### Prompt
Keep the pictures out of the copy and print all the entries below exactly.

### Records shown
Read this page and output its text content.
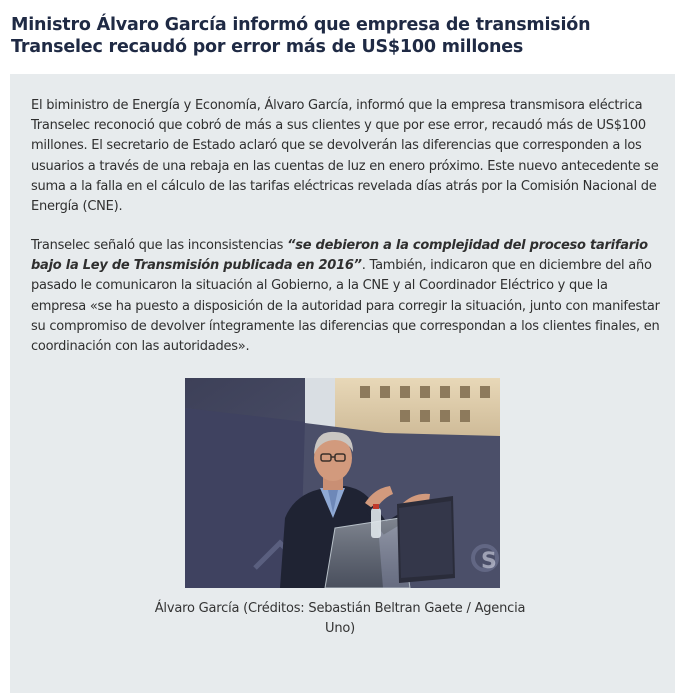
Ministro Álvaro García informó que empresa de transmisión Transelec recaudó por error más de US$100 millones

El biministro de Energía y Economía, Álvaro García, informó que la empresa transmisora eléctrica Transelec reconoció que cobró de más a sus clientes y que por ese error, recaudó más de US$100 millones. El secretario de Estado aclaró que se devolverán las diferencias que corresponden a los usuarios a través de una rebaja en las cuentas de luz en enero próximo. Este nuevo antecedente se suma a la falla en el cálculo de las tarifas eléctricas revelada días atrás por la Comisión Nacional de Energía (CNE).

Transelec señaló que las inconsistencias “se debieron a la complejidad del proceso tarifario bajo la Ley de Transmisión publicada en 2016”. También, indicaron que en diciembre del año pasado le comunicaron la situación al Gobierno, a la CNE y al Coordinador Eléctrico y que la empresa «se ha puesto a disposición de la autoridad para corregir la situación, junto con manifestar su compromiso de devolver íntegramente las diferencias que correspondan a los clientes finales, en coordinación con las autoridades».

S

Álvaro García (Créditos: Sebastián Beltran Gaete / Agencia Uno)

### Expected answer
Read this page and output its text content.
Ministro Álvaro García informó que empresa de transmisión Transelec recaudó por error más de US$100 millones

El biministro de Energía y Economía, Álvaro García, informó que la empresa transmisora eléctrica Transelec reconoció que cobró de más a sus clientes y que por ese error, recaudó más de US$100 millones. El secretario de Estado aclaró que se devolverán las diferencias que corresponden a los usuarios a través de una rebaja en las cuentas de luz en enero próximo. Este nuevo antecedente se suma a la falla en el cálculo de las tarifas eléctricas revelada días atrás por la Comisión Nacional de Energía (CNE).

Transelec señaló que las inconsistencias “se debieron a la complejidad del proceso tarifario bajo la Ley de Transmisión publicada en 2016”. También, indicaron que en diciembre del año pasado le comunicaron la situación al Gobierno, a la CNE y al Coordinador Eléctrico y que la empresa «se ha puesto a disposición de la autoridad para corregir la situación, junto con manifestar su compromiso de devolver íntegramente las diferencias que correspondan a los clientes finales, en coordinación con las autoridades».

S

Álvaro García (Créditos: Sebastián Beltran Gaete / Agencia Uno)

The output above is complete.